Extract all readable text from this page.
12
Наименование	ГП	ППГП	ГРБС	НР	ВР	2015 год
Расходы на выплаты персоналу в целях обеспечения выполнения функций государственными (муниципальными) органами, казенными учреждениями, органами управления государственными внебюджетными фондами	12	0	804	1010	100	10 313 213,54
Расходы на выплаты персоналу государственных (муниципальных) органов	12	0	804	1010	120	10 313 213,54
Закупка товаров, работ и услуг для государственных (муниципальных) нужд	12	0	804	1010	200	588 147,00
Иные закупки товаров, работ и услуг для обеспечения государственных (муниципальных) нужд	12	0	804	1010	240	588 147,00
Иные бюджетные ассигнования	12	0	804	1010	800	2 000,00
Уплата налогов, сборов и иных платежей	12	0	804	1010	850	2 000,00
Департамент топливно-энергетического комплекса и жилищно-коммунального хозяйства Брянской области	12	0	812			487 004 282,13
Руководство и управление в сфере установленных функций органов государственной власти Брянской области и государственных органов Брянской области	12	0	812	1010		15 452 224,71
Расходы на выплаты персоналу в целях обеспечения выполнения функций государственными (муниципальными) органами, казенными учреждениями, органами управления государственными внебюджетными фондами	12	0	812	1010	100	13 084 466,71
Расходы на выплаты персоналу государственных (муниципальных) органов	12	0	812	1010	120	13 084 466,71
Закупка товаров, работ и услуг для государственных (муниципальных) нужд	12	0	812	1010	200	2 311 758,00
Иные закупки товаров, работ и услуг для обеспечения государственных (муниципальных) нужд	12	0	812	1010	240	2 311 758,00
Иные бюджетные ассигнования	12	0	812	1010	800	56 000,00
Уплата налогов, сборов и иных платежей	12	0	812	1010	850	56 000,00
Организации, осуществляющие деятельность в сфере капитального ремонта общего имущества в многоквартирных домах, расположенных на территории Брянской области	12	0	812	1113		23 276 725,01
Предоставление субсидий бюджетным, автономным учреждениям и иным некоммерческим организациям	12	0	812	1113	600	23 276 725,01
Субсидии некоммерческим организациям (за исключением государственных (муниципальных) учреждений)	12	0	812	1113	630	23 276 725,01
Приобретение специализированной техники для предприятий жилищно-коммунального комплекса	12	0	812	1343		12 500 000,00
○ ○ ○ ○ ○
- What you will do: Which lines contain "налогов"? Copy each of them.

- Reply to the task:
Уплата налогов, сборов и иных платежей	12	0	804	1010	850	2 000,00
Уплата налогов, сборов и иных платежей	12	0	812	1010	850	56 000,00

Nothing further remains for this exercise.